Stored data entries
* * * *

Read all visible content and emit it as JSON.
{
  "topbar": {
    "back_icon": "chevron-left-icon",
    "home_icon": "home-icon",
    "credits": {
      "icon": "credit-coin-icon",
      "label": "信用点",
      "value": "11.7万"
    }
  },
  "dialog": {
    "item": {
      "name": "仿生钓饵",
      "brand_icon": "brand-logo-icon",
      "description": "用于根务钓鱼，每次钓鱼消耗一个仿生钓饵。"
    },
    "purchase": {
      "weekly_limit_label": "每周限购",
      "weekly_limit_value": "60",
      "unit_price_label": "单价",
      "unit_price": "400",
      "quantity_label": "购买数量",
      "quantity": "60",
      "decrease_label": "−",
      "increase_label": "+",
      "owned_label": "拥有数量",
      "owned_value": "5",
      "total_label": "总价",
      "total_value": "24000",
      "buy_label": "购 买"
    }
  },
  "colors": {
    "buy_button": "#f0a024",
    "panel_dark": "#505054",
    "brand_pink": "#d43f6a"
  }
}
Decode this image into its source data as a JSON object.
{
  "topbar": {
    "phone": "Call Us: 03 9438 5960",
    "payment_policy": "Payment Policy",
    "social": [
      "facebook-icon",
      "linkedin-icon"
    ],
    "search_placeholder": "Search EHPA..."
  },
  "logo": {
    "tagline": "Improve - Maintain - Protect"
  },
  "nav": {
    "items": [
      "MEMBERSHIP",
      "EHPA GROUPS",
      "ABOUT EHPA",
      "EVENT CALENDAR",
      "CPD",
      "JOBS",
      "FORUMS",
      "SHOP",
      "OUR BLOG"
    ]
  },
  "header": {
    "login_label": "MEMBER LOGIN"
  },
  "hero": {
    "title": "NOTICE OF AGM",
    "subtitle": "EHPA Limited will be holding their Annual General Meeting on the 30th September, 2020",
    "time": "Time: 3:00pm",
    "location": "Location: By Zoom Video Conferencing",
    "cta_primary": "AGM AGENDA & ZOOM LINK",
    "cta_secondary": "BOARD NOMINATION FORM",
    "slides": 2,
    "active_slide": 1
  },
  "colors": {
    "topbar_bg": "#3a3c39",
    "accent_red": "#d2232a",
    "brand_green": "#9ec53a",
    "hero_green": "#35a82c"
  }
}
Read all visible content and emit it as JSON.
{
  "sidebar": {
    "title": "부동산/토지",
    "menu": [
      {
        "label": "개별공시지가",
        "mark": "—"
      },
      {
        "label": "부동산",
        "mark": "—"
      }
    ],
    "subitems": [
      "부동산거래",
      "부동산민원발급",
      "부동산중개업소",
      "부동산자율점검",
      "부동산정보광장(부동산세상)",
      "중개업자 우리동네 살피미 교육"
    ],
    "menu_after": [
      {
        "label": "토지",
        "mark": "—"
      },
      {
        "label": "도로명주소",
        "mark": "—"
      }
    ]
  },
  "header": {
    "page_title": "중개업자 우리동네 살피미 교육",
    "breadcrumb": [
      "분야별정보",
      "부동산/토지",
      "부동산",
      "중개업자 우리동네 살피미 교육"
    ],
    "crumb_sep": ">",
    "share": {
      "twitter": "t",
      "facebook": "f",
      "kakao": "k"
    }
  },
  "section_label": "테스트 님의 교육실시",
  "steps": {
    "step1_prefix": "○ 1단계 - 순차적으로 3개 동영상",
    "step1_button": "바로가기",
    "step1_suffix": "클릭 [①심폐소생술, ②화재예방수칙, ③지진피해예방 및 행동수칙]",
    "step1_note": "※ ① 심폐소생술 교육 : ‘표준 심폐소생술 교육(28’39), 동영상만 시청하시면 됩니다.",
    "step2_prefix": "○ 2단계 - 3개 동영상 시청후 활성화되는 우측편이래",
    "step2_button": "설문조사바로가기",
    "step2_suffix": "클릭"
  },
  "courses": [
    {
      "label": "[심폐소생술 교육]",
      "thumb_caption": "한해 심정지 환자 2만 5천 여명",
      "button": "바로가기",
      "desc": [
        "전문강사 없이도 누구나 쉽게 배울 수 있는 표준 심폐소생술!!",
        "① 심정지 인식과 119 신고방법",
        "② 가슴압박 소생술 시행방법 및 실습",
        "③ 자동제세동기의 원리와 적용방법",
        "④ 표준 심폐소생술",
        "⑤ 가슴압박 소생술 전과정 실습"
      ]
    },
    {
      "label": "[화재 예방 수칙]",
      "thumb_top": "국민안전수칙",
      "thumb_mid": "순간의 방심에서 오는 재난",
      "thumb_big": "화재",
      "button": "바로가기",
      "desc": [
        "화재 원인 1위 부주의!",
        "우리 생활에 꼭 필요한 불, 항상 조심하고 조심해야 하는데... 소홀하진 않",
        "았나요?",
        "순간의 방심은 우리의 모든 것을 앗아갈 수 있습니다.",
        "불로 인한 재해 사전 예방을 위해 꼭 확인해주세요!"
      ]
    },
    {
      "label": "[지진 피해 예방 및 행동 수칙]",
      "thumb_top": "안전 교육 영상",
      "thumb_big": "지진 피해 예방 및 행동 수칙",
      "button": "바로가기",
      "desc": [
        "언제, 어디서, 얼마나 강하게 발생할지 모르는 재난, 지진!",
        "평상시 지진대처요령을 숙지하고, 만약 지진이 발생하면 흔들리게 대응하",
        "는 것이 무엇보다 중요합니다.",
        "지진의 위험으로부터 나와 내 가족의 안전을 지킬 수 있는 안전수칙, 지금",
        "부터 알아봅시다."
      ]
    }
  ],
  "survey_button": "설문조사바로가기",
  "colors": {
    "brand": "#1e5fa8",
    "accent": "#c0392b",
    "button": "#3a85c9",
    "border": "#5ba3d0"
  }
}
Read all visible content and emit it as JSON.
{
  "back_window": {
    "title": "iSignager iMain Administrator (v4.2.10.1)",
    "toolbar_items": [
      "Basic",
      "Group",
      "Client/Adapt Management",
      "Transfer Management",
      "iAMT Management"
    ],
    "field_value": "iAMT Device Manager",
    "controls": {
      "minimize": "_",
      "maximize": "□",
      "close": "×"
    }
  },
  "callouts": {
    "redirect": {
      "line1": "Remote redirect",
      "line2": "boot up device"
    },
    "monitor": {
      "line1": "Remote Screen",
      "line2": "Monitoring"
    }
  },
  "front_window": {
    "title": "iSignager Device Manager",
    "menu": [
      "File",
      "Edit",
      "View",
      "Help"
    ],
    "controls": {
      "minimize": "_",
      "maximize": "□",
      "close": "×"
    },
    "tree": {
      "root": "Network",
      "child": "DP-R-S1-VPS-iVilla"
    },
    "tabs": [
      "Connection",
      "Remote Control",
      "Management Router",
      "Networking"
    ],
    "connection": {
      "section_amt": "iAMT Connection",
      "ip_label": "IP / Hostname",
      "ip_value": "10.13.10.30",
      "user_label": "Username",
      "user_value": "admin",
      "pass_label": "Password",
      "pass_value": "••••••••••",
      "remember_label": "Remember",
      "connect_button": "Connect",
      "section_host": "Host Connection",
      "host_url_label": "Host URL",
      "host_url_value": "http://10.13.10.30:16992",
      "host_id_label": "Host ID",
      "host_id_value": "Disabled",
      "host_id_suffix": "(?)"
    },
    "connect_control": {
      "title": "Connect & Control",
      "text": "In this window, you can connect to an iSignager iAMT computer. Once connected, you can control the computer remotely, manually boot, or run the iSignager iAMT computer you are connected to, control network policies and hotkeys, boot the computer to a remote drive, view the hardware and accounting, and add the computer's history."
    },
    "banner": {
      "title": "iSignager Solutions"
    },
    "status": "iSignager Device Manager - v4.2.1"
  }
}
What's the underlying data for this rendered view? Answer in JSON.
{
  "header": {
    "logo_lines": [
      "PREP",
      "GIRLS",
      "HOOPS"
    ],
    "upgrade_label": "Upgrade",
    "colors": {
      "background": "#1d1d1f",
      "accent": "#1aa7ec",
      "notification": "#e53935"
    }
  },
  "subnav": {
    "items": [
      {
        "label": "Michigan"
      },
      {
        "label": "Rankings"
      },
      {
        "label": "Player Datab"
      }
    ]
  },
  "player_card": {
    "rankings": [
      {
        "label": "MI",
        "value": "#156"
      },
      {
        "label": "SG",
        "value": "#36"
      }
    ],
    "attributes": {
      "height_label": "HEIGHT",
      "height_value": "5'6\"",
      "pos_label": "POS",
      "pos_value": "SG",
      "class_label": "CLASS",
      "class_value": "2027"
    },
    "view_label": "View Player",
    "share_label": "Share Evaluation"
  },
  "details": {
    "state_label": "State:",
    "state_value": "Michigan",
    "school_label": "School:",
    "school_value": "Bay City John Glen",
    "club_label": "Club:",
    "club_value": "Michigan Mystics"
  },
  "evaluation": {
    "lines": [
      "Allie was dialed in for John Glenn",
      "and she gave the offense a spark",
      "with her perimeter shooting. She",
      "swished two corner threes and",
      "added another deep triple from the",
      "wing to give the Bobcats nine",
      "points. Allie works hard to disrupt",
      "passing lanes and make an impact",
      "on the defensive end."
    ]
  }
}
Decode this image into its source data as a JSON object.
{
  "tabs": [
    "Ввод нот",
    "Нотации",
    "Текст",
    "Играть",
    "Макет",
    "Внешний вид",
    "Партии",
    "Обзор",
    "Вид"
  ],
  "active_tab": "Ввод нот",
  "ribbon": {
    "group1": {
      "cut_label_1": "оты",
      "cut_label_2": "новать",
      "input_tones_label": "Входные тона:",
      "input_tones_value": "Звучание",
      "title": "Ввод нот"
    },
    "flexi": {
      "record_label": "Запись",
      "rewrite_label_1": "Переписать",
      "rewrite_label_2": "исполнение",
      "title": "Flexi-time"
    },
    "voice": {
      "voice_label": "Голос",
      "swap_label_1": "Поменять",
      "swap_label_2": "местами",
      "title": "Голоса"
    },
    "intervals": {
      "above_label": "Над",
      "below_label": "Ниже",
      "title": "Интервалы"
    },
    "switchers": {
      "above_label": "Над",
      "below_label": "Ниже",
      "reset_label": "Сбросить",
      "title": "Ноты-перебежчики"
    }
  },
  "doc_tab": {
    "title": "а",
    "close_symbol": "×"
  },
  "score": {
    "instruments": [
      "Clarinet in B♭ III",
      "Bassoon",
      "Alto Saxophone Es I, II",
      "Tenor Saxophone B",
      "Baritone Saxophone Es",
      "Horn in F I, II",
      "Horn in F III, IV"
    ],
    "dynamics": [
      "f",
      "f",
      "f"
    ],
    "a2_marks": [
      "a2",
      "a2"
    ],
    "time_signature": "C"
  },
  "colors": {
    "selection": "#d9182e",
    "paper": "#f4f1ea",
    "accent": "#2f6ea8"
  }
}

* * * *

All lines above containing the string "this" are to be collected.

**Exercise result:**
Decode this image into its source data as a JSON object.
      "text": "In this window, you can connect to an iSignager iAMT computer. Once connected, you can control the computer remotely, manually boot, or run the iSignager iAMT computer you are connected to, control network policies and hotkeys, boot the computer to a remote drive, view the hardware and accounting, and add the computer's history."
What's the underlying data for this rendered view? Answer in JSON.
Decode this image into its source data as a JSON object.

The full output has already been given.